Entries of transcribed document text
┌────────

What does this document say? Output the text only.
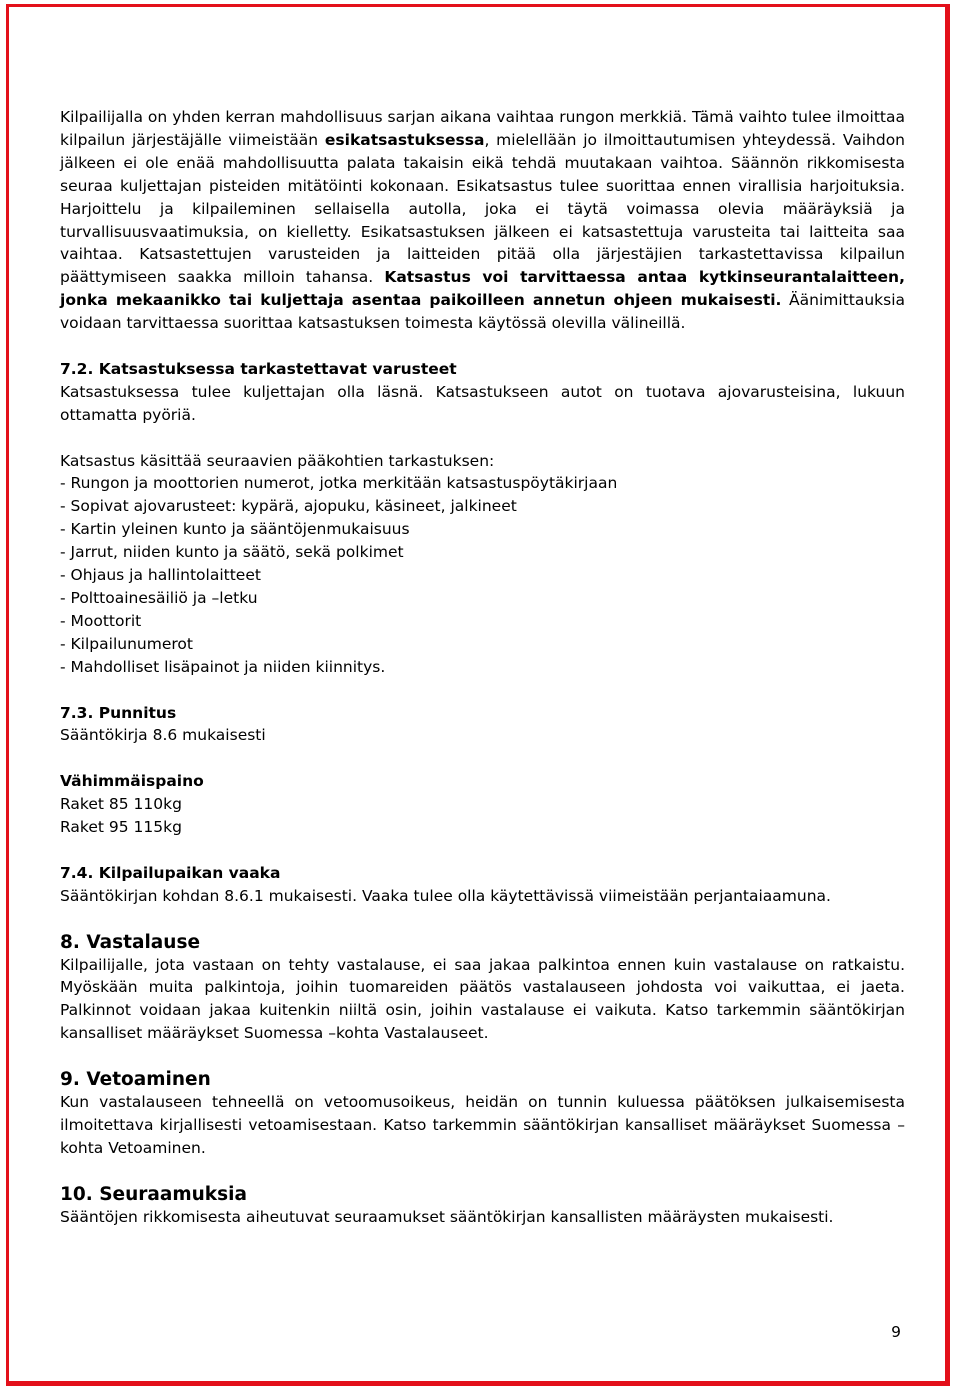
Kilpailijalla on yhden kerran mahdollisuus sarjan aikana vaihtaa rungon merkkiä. Tämä vaihto tulee ilmoittaa kilpailun järjestäjälle viimeistään esikatsastuksessa, mielellään jo ilmoittautumisen yhteydessä. Vaihdon jälkeen ei ole enää mahdollisuutta palata takaisin eikä tehdä muutakaan vaihtoa. Säännön rikkomisesta seuraa kuljettajan pisteiden mitätöinti kokonaan. Esikatsastus tulee suorittaa ennen virallisia harjoituksia. Harjoittelu ja kilpaileminen sellaisella autolla, joka ei täytä voimassa olevia määräyksiä ja turvallisuusvaatimuksia, on kielletty. Esikatsastuksen jälkeen ei katsastettuja varusteita tai laitteita saa vaihtaa. Katsastettujen varusteiden ja laitteiden pitää olla järjestäjien tarkastettavissa kilpailun päättymiseen saakka milloin tahansa. Katsastus voi tarvittaessa antaa kytkinseurantalaitteen, jonka mekaanikko tai kuljettaja asentaa paikoilleen annetun ohjeen mukaisesti. Äänimittauksia voidaan tarvittaessa suorittaa katsastuksen toimesta käytössä olevilla välineillä.

7.2. Katsastuksessa tarkastettavat varusteet

Katsastuksessa tulee kuljettajan olla läsnä. Katsastukseen autot on tuotava ajovarusteisina, lukuun ottamatta pyöriä.

Katsastus käsittää seuraavien pääkohtien tarkastuksen:

- Rungon ja moottorien numerot, jotka merkitään katsastuspöytäkirjaan

- Sopivat ajovarusteet: kypärä, ajopuku, käsineet, jalkineet

- Kartin yleinen kunto ja sääntöjenmukaisuus

- Jarrut, niiden kunto ja säätö, sekä polkimet

- Ohjaus ja hallintolaitteet

- Polttoainesäiliö ja –letku

- Moottorit

- Kilpailunumerot

- Mahdolliset lisäpainot ja niiden kiinnitys.

7.3. Punnitus

Sääntökirja 8.6 mukaisesti

Vähimmäispaino

Raket 85 110kg

Raket 95 115kg

7.4. Kilpailupaikan vaaka

Sääntökirjan kohdan 8.6.1 mukaisesti. Vaaka tulee olla käytettävissä viimeistään perjantaiaamuna.

8. Vastalause

Kilpailijalle, jota vastaan on tehty vastalause, ei saa jakaa palkintoa ennen kuin vastalause on ratkaistu. Myöskään muita palkintoja, joihin tuomareiden päätös vastalauseen johdosta voi vaikuttaa, ei jaeta. Palkinnot voidaan jakaa kuitenkin niiltä osin, joihin vastalause ei vaikuta. Katso tarkemmin sääntökirjan kansalliset määräykset Suomessa –kohta Vastalauseet.

9. Vetoaminen

Kun vastalauseen tehneellä on vetoomusoikeus, heidän on tunnin kuluessa päätöksen julkaisemisesta ilmoitettava kirjallisesti vetoamisestaan. Katso tarkemmin sääntökirjan kansalliset määräykset Suomessa –kohta Vetoaminen.

10. Seuraamuksia

Sääntöjen rikkomisesta aiheutuvat seuraamukset sääntökirjan kansallisten määräysten mukaisesti.

9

└────────

## Problem to work on
Your reply should repeat the entries above exactly, leaving the pictures out.

## Expected answer
What does this document say? Output the text only.
Kilpailijalla on yhden kerran mahdollisuus sarjan aikana vaihtaa rungon merkkiä. Tämä vaihto tulee ilmoittaa kilpailun järjestäjälle viimeistään esikatsastuksessa, mielellään jo ilmoittautumisen yhteydessä. Vaihdon jälkeen ei ole enää mahdollisuutta palata takaisin eikä tehdä muutakaan vaihtoa. Säännön rikkomisesta seuraa kuljettajan pisteiden mitätöinti kokonaan. Esikatsastus tulee suorittaa ennen virallisia harjoituksia. Harjoittelu ja kilpaileminen sellaisella autolla, joka ei täytä voimassa olevia määräyksiä ja turvallisuusvaatimuksia, on kielletty. Esikatsastuksen jälkeen ei katsastettuja varusteita tai laitteita saa vaihtaa. Katsastettujen varusteiden ja laitteiden pitää olla järjestäjien tarkastettavissa kilpailun päättymiseen saakka milloin tahansa. Katsastus voi tarvittaessa antaa kytkinseurantalaitteen, jonka mekaanikko tai kuljettaja asentaa paikoilleen annetun ohjeen mukaisesti. Äänimittauksia voidaan tarvittaessa suorittaa katsastuksen toimesta käytössä olevilla välineillä.

7.2. Katsastuksessa tarkastettavat varusteet

Katsastuksessa tulee kuljettajan olla läsnä. Katsastukseen autot on tuotava ajovarusteisina, lukuun ottamatta pyöriä.

Katsastus käsittää seuraavien pääkohtien tarkastuksen:

- Rungon ja moottorien numerot, jotka merkitään katsastuspöytäkirjaan

- Sopivat ajovarusteet: kypärä, ajopuku, käsineet, jalkineet

- Kartin yleinen kunto ja sääntöjenmukaisuus

- Jarrut, niiden kunto ja säätö, sekä polkimet

- Ohjaus ja hallintolaitteet

- Polttoainesäiliö ja –letku

- Moottorit

- Kilpailunumerot

- Mahdolliset lisäpainot ja niiden kiinnitys.

7.3. Punnitus

Sääntökirja 8.6 mukaisesti

Vähimmäispaino

Raket 85 110kg

Raket 95 115kg

7.4. Kilpailupaikan vaaka

Sääntökirjan kohdan 8.6.1 mukaisesti. Vaaka tulee olla käytettävissä viimeistään perjantaiaamuna.

8. Vastalause

Kilpailijalle, jota vastaan on tehty vastalause, ei saa jakaa palkintoa ennen kuin vastalause on ratkaistu. Myöskään muita palkintoja, joihin tuomareiden päätös vastalauseen johdosta voi vaikuttaa, ei jaeta. Palkinnot voidaan jakaa kuitenkin niiltä osin, joihin vastalause ei vaikuta. Katso tarkemmin sääntökirjan kansalliset määräykset Suomessa –kohta Vastalauseet.

9. Vetoaminen

Kun vastalauseen tehneellä on vetoomusoikeus, heidän on tunnin kuluessa päätöksen julkaisemisesta ilmoitettava kirjallisesti vetoamisestaan. Katso tarkemmin sääntökirjan kansalliset määräykset Suomessa –kohta Vetoaminen.

10. Seuraamuksia

Sääntöjen rikkomisesta aiheutuvat seuraamukset sääntökirjan kansallisten määräysten mukaisesti.

9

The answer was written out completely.